> [Required task]:
Locate each line of the material that contains "author", then return it.

> [Entries supplied]:

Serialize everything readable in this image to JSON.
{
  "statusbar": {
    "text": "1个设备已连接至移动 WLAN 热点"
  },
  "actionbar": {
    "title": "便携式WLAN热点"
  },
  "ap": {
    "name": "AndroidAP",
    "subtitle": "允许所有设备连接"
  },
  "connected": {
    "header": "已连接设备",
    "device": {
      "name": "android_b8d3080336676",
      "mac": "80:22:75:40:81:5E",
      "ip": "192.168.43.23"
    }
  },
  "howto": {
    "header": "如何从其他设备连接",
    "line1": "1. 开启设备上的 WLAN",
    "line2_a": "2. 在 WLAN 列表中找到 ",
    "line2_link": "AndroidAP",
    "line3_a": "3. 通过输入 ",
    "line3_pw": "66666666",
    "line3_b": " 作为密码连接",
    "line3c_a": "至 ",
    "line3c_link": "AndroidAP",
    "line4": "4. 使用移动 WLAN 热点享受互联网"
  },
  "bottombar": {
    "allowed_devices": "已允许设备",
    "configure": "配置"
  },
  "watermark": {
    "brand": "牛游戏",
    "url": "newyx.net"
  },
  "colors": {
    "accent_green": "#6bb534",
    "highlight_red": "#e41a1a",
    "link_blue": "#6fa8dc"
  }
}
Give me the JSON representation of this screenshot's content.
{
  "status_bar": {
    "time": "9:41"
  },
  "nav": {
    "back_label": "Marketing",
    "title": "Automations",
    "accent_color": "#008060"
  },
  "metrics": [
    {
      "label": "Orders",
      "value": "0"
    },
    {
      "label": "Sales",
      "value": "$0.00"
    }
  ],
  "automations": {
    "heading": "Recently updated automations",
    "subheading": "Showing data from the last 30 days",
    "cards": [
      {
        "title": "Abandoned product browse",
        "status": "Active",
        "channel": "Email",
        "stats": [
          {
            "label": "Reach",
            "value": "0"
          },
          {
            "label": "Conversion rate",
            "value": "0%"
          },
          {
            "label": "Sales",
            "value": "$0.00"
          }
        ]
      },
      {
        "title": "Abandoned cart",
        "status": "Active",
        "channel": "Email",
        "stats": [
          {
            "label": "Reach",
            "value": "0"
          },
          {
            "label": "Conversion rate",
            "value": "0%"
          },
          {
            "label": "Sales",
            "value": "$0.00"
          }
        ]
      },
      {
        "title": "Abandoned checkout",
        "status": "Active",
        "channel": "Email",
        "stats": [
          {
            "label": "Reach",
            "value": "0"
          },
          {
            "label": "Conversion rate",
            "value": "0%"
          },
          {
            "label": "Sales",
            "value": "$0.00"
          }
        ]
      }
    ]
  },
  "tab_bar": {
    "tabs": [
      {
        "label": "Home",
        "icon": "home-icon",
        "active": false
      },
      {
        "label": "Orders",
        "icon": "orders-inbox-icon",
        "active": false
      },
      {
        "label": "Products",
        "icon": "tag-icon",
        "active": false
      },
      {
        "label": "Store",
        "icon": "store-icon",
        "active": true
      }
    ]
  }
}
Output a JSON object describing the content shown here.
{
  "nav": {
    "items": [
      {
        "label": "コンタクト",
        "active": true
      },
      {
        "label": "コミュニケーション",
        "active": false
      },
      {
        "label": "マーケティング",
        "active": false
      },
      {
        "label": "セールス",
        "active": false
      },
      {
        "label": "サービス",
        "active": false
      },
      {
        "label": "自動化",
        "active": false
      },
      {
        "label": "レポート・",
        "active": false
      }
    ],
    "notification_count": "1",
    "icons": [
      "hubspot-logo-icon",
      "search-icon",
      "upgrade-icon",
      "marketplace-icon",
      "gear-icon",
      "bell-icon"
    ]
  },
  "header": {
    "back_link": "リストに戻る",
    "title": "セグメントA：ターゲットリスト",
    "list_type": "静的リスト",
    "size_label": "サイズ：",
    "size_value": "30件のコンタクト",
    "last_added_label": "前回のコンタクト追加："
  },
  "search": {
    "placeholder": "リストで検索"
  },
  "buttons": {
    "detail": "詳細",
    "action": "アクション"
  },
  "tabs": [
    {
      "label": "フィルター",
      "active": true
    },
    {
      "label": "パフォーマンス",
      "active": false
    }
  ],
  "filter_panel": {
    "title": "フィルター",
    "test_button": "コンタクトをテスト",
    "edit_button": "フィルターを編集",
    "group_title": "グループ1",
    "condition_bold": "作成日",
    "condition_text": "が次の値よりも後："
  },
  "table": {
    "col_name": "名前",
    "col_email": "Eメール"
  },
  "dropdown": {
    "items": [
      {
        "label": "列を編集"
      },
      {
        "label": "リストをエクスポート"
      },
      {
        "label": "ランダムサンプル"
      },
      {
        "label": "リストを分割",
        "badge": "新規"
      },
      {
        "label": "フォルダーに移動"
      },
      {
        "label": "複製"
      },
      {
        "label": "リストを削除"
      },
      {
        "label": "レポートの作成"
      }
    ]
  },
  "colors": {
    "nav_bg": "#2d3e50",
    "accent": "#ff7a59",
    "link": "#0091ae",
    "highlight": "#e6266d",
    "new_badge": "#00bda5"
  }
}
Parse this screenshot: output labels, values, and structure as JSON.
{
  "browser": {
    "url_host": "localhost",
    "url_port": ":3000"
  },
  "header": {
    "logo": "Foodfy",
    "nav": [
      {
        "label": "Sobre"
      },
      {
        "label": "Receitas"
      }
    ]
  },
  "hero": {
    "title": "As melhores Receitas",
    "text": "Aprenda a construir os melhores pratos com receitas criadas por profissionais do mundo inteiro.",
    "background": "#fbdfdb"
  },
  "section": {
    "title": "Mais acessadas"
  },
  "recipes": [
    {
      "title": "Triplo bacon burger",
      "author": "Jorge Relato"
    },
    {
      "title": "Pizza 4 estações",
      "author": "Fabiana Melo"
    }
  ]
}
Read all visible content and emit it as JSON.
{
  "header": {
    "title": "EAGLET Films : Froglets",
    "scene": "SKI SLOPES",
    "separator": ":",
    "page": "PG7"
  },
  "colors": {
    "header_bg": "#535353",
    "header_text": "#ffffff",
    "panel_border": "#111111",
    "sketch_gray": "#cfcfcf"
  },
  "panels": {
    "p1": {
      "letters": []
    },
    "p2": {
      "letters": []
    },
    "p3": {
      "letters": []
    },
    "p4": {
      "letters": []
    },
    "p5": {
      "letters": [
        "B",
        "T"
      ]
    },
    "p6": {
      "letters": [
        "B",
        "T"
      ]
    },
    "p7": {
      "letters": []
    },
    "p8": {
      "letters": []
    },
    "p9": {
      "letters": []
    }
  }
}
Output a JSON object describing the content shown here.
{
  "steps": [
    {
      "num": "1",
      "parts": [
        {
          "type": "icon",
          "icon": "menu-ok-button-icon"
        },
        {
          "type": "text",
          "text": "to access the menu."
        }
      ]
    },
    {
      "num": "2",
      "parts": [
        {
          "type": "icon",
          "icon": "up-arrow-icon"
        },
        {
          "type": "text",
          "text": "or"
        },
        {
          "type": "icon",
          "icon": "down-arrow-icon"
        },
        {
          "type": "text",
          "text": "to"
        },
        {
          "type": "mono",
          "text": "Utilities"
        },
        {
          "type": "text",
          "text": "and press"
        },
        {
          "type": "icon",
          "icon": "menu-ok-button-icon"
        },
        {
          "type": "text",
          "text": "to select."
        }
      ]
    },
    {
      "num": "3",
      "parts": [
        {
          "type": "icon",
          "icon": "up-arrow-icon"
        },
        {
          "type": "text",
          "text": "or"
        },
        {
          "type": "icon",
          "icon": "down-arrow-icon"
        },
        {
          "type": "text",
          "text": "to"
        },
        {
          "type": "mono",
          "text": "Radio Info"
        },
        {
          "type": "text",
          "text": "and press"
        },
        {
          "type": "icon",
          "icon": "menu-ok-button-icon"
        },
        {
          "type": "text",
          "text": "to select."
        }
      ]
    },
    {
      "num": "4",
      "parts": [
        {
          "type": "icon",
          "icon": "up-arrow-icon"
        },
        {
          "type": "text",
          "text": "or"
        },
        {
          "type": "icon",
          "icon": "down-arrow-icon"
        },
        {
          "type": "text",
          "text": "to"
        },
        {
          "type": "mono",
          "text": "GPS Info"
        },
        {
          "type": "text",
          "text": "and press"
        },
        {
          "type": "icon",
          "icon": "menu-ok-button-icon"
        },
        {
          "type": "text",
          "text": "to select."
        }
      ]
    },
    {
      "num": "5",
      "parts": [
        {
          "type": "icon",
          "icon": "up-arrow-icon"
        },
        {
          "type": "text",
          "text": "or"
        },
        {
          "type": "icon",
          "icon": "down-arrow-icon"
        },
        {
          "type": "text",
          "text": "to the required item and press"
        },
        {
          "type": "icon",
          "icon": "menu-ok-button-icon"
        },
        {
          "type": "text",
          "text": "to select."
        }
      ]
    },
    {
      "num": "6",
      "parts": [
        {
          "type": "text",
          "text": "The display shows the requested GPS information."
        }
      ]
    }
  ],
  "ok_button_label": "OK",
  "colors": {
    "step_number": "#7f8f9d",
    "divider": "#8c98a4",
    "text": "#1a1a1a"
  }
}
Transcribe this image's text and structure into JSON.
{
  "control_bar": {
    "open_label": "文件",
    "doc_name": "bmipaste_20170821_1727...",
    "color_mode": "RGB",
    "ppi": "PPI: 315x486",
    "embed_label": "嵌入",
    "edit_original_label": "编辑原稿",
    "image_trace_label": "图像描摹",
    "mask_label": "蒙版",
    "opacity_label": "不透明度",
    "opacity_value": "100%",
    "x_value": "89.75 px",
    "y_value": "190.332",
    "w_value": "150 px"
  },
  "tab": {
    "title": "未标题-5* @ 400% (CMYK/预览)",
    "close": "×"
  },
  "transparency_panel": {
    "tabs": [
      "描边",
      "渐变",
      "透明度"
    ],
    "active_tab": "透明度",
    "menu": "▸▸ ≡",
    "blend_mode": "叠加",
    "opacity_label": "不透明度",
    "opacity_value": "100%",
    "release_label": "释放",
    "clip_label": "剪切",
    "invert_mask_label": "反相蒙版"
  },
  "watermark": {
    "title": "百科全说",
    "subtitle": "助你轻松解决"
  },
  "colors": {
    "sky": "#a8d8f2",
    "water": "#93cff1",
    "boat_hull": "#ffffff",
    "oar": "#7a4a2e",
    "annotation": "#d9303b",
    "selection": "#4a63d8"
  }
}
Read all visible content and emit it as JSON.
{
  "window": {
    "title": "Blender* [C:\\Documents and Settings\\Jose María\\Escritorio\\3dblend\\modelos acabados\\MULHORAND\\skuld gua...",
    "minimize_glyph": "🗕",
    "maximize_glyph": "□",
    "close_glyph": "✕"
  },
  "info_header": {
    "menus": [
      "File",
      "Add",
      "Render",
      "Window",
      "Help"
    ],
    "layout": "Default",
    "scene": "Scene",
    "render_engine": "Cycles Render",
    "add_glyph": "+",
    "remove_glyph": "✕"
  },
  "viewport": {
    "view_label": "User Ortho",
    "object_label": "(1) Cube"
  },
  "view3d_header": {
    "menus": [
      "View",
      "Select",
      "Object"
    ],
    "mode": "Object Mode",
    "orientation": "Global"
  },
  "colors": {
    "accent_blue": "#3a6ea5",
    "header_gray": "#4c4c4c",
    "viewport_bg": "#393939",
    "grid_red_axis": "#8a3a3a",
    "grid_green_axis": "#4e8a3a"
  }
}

> [Response to the exercise]:
      "author": "Jorge Relato"
      "author": "Fabiana Melo"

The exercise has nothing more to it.